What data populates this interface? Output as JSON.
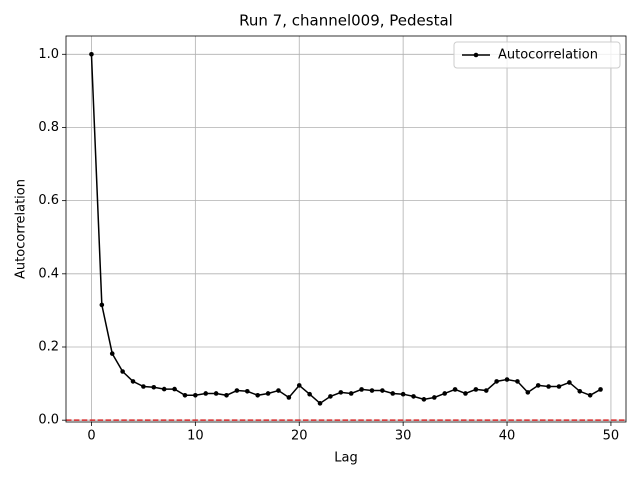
{
  "chart_data": {
    "type": "line",
    "title": "Run 7, channel009, Pedestal",
    "xlabel": "Lag",
    "ylabel": "Autocorrelation",
    "x": [
      0,
      1,
      2,
      3,
      4,
      5,
      6,
      7,
      8,
      9,
      10,
      11,
      12,
      13,
      14,
      15,
      16,
      17,
      18,
      19,
      20,
      21,
      22,
      23,
      24,
      25,
      26,
      27,
      28,
      29,
      30,
      31,
      32,
      33,
      34,
      35,
      36,
      37,
      38,
      39,
      40,
      41,
      42,
      43,
      44,
      45,
      46,
      47,
      48,
      49
    ],
    "series": [
      {
        "name": "Autocorrelation",
        "color": "#000000",
        "values": [
          1.0,
          0.315,
          0.182,
          0.133,
          0.106,
          0.092,
          0.09,
          0.085,
          0.085,
          0.068,
          0.068,
          0.073,
          0.073,
          0.068,
          0.081,
          0.079,
          0.068,
          0.073,
          0.081,
          0.062,
          0.095,
          0.071,
          0.046,
          0.065,
          0.076,
          0.073,
          0.084,
          0.081,
          0.081,
          0.073,
          0.071,
          0.065,
          0.057,
          0.062,
          0.073,
          0.084,
          0.073,
          0.084,
          0.081,
          0.106,
          0.111,
          0.106,
          0.076,
          0.095,
          0.092,
          0.092,
          0.103,
          0.079,
          0.068,
          0.084
        ]
      }
    ],
    "reference_line": {
      "value": 0,
      "color": "#d62728"
    },
    "xlim": [
      -2.45,
      51.45
    ],
    "xticks": [
      0,
      10,
      20,
      30,
      40,
      50
    ],
    "ylim": [
      -0.005,
      1.05
    ],
    "yticks": [
      {
        "value": 0,
        "label": "0.0"
      },
      0.2,
      0.4,
      0.6,
      0.8,
      {
        "value": 1,
        "label": "1.0"
      }
    ],
    "grid": true,
    "legend": "upper right"
  }
}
::::::::::
Make a word-for-word copy of the entries, without any pictures.

What data populates this interface? Output as JSON.
{
  "chart_data": {
    "type": "line",
    "title": "Run 7, channel009, Pedestal",
    "xlabel": "Lag",
    "ylabel": "Autocorrelation",
    "x": [
      0,
      1,
      2,
      3,
      4,
      5,
      6,
      7,
      8,
      9,
      10,
      11,
      12,
      13,
      14,
      15,
      16,
      17,
      18,
      19,
      20,
      21,
      22,
      23,
      24,
      25,
      26,
      27,
      28,
      29,
      30,
      31,
      32,
      33,
      34,
      35,
      36,
      37,
      38,
      39,
      40,
      41,
      42,
      43,
      44,
      45,
      46,
      47,
      48,
      49
    ],
    "series": [
      {
        "name": "Autocorrelation",
        "color": "#000000",
        "values": [
          1.0,
          0.315,
          0.182,
          0.133,
          0.106,
          0.092,
          0.09,
          0.085,
          0.085,
          0.068,
          0.068,
          0.073,
          0.073,
          0.068,
          0.081,
          0.079,
          0.068,
          0.073,
          0.081,
          0.062,
          0.095,
          0.071,
          0.046,
          0.065,
          0.076,
          0.073,
          0.084,
          0.081,
          0.081,
          0.073,
          0.071,
          0.065,
          0.057,
          0.062,
          0.073,
          0.084,
          0.073,
          0.084,
          0.081,
          0.106,
          0.111,
          0.106,
          0.076,
          0.095,
          0.092,
          0.092,
          0.103,
          0.079,
          0.068,
          0.084
        ]
      }
    ],
    "reference_line": {
      "value": 0,
      "color": "#d62728"
    },
    "xlim": [
      -2.45,
      51.45
    ],
    "xticks": [
      0,
      10,
      20,
      30,
      40,
      50
    ],
    "ylim": [
      -0.005,
      1.05
    ],
    "yticks": [
      {
        "value": 0,
        "label": "0.0"
      },
      0.2,
      0.4,
      0.6,
      0.8,
      {
        "value": 1,
        "label": "1.0"
      }
    ],
    "grid": true,
    "legend": "upper right"
  }
}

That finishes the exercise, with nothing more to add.